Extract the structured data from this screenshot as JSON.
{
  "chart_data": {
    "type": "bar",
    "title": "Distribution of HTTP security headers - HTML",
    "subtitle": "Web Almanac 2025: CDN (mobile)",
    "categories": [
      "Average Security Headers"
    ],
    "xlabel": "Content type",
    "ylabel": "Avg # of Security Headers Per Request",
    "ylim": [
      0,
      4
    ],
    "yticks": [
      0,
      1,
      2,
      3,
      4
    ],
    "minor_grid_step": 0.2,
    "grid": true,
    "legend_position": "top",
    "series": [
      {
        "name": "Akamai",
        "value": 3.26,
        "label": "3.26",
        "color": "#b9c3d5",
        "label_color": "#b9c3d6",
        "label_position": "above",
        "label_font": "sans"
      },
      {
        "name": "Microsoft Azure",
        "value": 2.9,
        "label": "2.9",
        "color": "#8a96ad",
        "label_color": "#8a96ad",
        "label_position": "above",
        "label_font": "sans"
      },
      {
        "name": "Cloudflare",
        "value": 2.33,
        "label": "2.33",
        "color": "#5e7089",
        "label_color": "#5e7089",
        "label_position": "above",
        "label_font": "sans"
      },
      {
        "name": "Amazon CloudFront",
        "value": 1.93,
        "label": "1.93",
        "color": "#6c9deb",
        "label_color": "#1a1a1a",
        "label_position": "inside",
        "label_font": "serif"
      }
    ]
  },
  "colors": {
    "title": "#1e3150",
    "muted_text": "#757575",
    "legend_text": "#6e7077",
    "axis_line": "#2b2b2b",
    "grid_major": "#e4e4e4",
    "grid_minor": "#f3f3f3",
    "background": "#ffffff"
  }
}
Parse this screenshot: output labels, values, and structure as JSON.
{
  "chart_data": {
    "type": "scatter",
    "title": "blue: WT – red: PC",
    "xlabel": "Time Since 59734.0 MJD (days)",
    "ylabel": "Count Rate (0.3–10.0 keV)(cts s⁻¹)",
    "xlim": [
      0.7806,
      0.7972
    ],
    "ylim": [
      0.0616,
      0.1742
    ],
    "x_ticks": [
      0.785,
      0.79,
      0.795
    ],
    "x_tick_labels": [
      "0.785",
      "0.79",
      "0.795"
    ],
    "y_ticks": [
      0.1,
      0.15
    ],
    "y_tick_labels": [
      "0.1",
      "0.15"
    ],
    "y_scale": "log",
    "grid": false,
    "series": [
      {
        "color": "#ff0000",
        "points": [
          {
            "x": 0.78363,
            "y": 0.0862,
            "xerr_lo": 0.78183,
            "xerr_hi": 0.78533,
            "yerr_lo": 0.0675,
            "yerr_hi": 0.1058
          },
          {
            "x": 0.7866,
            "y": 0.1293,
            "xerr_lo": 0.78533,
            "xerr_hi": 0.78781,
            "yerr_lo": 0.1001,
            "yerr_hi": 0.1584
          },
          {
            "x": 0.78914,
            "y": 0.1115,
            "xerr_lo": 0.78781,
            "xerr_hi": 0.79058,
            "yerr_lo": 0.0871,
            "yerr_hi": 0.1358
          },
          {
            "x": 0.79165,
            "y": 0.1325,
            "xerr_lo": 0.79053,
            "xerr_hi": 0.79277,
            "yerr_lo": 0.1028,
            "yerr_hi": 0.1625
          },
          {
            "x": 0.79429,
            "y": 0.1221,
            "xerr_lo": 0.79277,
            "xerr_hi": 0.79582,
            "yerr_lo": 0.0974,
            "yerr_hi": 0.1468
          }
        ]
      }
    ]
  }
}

================================

What this task involves = Extract every entry in the listing word for word.

Full answer =
Extract the structured data from this screenshot as JSON.
{
  "chart_data": {
    "type": "bar",
    "title": "Distribution of HTTP security headers - HTML",
    "subtitle": "Web Almanac 2025: CDN (mobile)",
    "categories": [
      "Average Security Headers"
    ],
    "xlabel": "Content type",
    "ylabel": "Avg # of Security Headers Per Request",
    "ylim": [
      0,
      4
    ],
    "yticks": [
      0,
      1,
      2,
      3,
      4
    ],
    "minor_grid_step": 0.2,
    "grid": true,
    "legend_position": "top",
    "series": [
      {
        "name": "Akamai",
        "value": 3.26,
        "label": "3.26",
        "color": "#b9c3d5",
        "label_color": "#b9c3d6",
        "label_position": "above",
        "label_font": "sans"
      },
      {
        "name": "Microsoft Azure",
        "value": 2.9,
        "label": "2.9",
        "color": "#8a96ad",
        "label_color": "#8a96ad",
        "label_position": "above",
        "label_font": "sans"
      },
      {
        "name": "Cloudflare",
        "value": 2.33,
        "label": "2.33",
        "color": "#5e7089",
        "label_color": "#5e7089",
        "label_position": "above",
        "label_font": "sans"
      },
      {
        "name": "Amazon CloudFront",
        "value": 1.93,
        "label": "1.93",
        "color": "#6c9deb",
        "label_color": "#1a1a1a",
        "label_position": "inside",
        "label_font": "serif"
      }
    ]
  },
  "colors": {
    "title": "#1e3150",
    "muted_text": "#757575",
    "legend_text": "#6e7077",
    "axis_line": "#2b2b2b",
    "grid_major": "#e4e4e4",
    "grid_minor": "#f3f3f3",
    "background": "#ffffff"
  }
}
Parse this screenshot: output labels, values, and structure as JSON.
{
  "chart_data": {
    "type": "scatter",
    "title": "blue: WT – red: PC",
    "xlabel": "Time Since 59734.0 MJD (days)",
    "ylabel": "Count Rate (0.3–10.0 keV)(cts s⁻¹)",
    "xlim": [
      0.7806,
      0.7972
    ],
    "ylim": [
      0.0616,
      0.1742
    ],
    "x_ticks": [
      0.785,
      0.79,
      0.795
    ],
    "x_tick_labels": [
      "0.785",
      "0.79",
      "0.795"
    ],
    "y_ticks": [
      0.1,
      0.15
    ],
    "y_tick_labels": [
      "0.1",
      "0.15"
    ],
    "y_scale": "log",
    "grid": false,
    "series": [
      {
        "color": "#ff0000",
        "points": [
          {
            "x": 0.78363,
            "y": 0.0862,
            "xerr_lo": 0.78183,
            "xerr_hi": 0.78533,
            "yerr_lo": 0.0675,
            "yerr_hi": 0.1058
          },
          {
            "x": 0.7866,
            "y": 0.1293,
            "xerr_lo": 0.78533,
            "xerr_hi": 0.78781,
            "yerr_lo": 0.1001,
            "yerr_hi": 0.1584
          },
          {
            "x": 0.78914,
            "y": 0.1115,
            "xerr_lo": 0.78781,
            "xerr_hi": 0.79058,
            "yerr_lo": 0.0871,
            "yerr_hi": 0.1358
          },
          {
            "x": 0.79165,
            "y": 0.1325,
            "xerr_lo": 0.79053,
            "xerr_hi": 0.79277,
            "yerr_lo": 0.1028,
            "yerr_hi": 0.1625
          },
          {
            "x": 0.79429,
            "y": 0.1221,
            "xerr_lo": 0.79277,
            "xerr_hi": 0.79582,
            "yerr_lo": 0.0974,
            "yerr_hi": 0.1468
          }
        ]
      }
    ]
  }
}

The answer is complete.